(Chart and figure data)
start
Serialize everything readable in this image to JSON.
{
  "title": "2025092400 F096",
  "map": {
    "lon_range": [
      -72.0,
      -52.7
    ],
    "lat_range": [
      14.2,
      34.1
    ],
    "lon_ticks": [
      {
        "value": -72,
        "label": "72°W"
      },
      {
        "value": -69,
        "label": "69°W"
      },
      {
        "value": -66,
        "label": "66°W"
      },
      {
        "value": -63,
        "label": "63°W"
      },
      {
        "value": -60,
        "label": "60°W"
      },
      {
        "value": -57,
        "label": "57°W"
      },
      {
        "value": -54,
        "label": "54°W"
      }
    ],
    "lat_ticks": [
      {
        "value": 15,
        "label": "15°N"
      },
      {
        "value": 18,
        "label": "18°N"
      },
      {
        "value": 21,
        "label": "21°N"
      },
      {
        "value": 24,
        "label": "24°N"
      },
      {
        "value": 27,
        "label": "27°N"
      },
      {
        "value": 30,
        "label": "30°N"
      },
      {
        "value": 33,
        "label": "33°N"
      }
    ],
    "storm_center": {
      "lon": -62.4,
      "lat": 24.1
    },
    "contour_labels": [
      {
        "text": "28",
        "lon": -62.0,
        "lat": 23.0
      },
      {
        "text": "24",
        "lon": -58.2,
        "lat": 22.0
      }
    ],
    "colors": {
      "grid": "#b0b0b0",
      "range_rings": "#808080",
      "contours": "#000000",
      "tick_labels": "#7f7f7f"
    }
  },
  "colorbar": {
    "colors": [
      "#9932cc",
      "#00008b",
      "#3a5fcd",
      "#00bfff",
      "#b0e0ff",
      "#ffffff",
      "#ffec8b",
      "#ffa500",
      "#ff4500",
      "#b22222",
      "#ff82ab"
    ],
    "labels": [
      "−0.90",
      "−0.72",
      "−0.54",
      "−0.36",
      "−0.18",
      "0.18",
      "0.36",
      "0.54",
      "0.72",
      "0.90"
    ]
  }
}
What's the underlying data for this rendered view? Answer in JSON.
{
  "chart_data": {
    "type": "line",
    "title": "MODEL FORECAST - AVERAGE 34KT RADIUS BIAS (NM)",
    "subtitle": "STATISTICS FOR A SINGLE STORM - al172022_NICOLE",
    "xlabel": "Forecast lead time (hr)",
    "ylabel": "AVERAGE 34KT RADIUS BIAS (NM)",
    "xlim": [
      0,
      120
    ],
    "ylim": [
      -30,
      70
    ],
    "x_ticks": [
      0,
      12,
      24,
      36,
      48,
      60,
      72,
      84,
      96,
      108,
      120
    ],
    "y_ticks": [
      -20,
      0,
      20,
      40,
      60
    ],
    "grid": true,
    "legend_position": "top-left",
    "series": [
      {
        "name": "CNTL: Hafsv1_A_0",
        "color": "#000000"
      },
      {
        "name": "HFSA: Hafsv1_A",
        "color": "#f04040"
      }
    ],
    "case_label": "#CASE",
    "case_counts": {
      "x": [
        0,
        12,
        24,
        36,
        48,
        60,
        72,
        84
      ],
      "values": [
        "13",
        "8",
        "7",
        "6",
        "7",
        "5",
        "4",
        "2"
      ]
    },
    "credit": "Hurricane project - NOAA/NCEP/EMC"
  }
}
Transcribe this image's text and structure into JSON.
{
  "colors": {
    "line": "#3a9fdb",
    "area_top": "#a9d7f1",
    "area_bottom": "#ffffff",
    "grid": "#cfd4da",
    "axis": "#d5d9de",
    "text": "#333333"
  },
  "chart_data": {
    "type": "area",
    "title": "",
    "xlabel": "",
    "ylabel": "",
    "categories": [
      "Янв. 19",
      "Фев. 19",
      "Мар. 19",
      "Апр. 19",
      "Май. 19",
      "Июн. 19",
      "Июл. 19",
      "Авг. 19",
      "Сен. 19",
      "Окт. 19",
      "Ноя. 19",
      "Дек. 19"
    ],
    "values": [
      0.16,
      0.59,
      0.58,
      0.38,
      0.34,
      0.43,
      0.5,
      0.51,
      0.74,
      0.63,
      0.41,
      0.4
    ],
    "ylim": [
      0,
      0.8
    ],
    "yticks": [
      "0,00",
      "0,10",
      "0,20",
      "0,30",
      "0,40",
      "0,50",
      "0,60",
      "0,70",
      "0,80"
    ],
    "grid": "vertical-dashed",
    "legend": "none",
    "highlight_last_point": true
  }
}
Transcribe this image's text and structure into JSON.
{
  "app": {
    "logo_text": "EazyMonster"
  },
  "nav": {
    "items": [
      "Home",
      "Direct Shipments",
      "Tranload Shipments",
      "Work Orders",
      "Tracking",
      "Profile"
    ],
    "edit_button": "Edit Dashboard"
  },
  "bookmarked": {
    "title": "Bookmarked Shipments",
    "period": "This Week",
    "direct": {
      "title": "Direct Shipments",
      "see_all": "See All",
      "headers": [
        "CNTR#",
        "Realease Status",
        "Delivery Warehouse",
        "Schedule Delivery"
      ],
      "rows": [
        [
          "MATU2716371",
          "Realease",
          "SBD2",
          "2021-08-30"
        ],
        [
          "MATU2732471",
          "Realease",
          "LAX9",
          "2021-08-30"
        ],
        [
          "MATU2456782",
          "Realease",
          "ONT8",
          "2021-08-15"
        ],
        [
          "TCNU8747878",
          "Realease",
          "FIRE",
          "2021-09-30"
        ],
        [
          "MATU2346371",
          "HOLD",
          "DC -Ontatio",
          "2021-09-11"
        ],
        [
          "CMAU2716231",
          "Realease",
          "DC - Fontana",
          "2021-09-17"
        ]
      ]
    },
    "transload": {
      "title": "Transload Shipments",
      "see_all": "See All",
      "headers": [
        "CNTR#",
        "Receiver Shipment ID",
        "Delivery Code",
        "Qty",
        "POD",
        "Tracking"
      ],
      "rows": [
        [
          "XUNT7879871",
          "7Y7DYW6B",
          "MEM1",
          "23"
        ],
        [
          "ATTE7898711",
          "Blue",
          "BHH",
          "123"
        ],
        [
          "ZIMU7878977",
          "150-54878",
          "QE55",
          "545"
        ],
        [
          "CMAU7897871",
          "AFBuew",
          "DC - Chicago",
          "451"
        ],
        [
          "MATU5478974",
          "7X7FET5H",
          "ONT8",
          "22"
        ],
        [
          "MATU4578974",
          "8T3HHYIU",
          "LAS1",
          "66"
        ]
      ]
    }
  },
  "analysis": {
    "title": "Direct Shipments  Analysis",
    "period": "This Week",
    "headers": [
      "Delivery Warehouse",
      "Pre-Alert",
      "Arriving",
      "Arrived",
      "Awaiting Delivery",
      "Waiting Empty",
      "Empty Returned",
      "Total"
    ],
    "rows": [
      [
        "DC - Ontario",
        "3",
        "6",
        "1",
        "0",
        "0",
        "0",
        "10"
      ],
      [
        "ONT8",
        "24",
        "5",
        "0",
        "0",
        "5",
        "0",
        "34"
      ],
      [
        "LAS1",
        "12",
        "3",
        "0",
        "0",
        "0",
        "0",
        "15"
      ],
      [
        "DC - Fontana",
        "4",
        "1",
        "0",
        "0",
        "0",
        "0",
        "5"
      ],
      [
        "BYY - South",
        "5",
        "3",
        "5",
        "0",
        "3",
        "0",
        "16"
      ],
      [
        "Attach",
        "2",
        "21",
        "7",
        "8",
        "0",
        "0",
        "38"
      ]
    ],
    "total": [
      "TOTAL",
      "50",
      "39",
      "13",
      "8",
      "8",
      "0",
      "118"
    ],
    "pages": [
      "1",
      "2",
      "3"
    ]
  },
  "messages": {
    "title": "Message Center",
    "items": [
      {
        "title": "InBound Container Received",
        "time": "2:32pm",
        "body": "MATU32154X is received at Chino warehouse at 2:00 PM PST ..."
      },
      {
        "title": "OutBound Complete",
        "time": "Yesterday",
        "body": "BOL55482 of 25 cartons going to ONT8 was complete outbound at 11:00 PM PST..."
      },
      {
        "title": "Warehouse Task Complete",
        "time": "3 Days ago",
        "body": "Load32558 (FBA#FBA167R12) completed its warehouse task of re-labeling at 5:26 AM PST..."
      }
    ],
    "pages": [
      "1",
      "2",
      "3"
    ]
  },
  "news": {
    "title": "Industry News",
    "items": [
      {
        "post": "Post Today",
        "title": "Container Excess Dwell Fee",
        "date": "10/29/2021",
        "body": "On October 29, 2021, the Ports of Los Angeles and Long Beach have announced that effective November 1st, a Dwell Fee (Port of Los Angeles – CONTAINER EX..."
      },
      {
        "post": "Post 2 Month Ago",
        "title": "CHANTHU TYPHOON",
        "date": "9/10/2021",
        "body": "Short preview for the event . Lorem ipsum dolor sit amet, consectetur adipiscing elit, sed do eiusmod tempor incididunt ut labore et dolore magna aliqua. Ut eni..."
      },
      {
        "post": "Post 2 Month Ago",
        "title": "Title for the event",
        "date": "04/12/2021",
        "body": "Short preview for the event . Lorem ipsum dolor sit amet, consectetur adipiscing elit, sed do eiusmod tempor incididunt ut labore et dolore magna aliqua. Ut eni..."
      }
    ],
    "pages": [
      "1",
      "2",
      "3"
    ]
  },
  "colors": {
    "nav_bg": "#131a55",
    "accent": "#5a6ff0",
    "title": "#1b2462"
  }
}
end
PROBLEM TO SOLVE: Count every line of the material above that holds the string "JSON", then state only the total.

FINAL RESULT: 4